((

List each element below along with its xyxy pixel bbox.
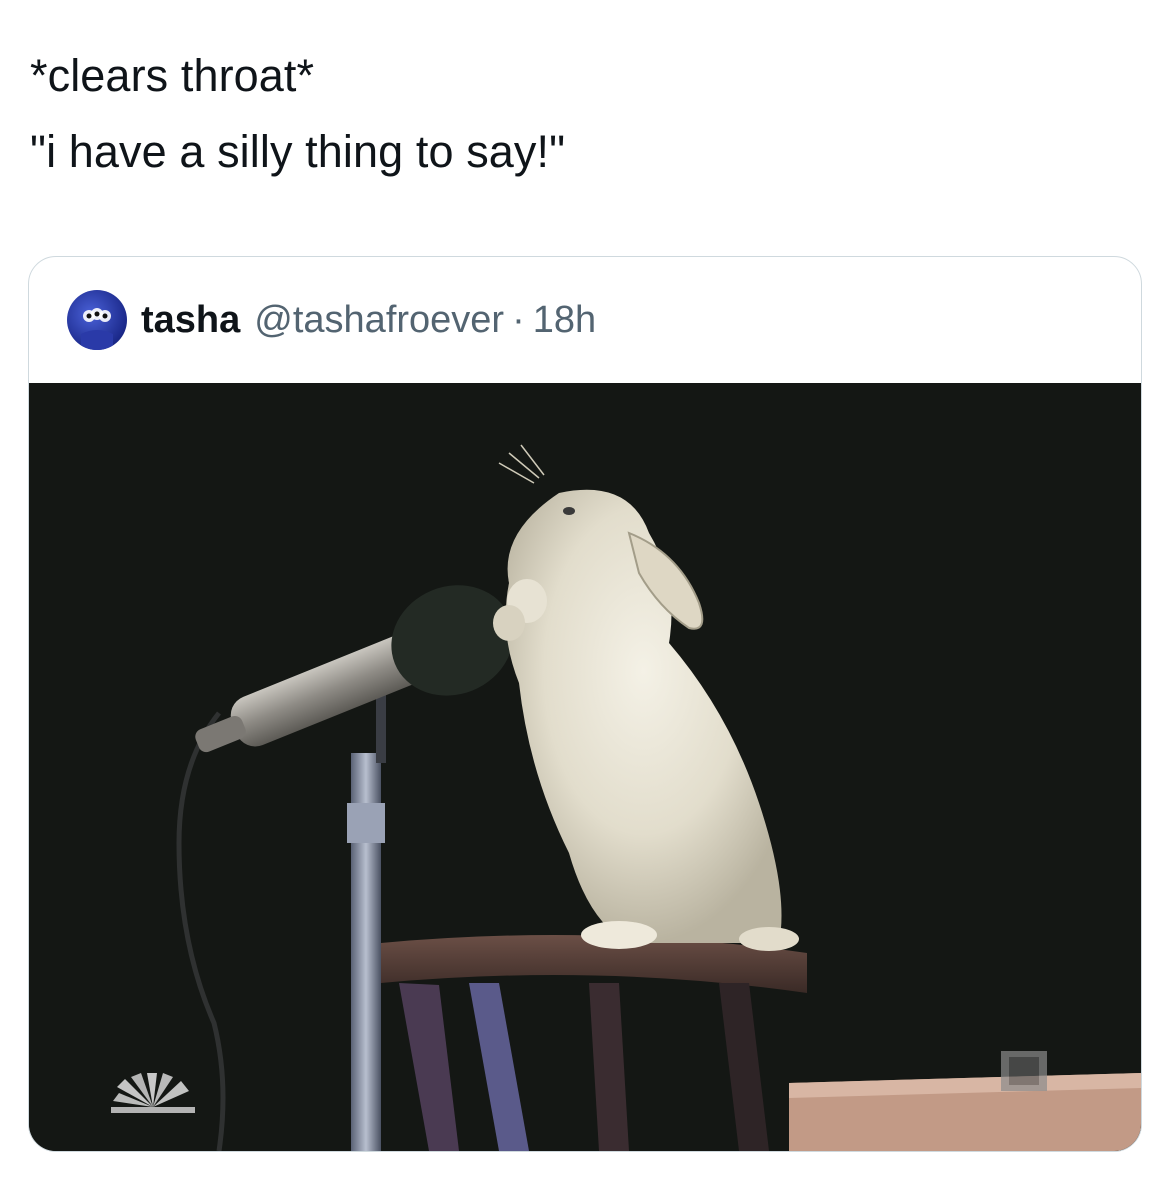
tweet-line-2: "i have a silly thing to say!" (30, 126, 566, 177)
separator-dot: · (512, 298, 525, 341)
timestamp[interactable]: 18h (533, 299, 596, 342)
tweet-line-1: *clears throat* (30, 50, 315, 101)
author-name[interactable]: tasha (141, 299, 240, 342)
quoted-tweet-card[interactable]: tasha @tashafroever · 18h (28, 256, 1142, 1152)
bunny-at-microphone-image (29, 383, 1141, 1151)
avatar[interactable] (67, 290, 127, 350)
tweet-text: *clears throat* "i have a silly thing to… (30, 48, 565, 180)
quoted-tweet-media[interactable] (29, 383, 1141, 1151)
author-handle[interactable]: @tashafroever (254, 299, 504, 342)
quoted-tweet-header: tasha @tashafroever · 18h (29, 257, 1141, 383)
avatar-icon (81, 308, 113, 350)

))

## INSTRUCTION
Copy all the items with every "interactable" switched to "clickable" and nothing else altered. Omit the pictures from your copy.

## SOLUTION FOR THIS TASK
List each element below along with its xyxy pixel bbox.
tweet-line-2: "i have a silly thing to say!" (30, 126, 566, 177)
separator-dot: · (512, 298, 525, 341)
timestamp[clickable]: 18h (533, 299, 596, 342)
tweet-line-1: *clears throat* (30, 50, 315, 101)
author-name[clickable]: tasha (141, 299, 240, 342)
quoted-tweet-card[clickable]: tasha @tashafroever · 18h (28, 256, 1142, 1152)
bunny-at-microphone-image (29, 383, 1141, 1151)
avatar[clickable] (67, 290, 127, 350)
tweet-text: *clears throat* "i have a silly thing to… (30, 48, 565, 180)
quoted-tweet-media[clickable] (29, 383, 1141, 1151)
author-handle[clickable]: @tashafroever (254, 299, 504, 342)
quoted-tweet-header: tasha @tashafroever · 18h (29, 257, 1141, 383)
avatar-icon (81, 308, 113, 350)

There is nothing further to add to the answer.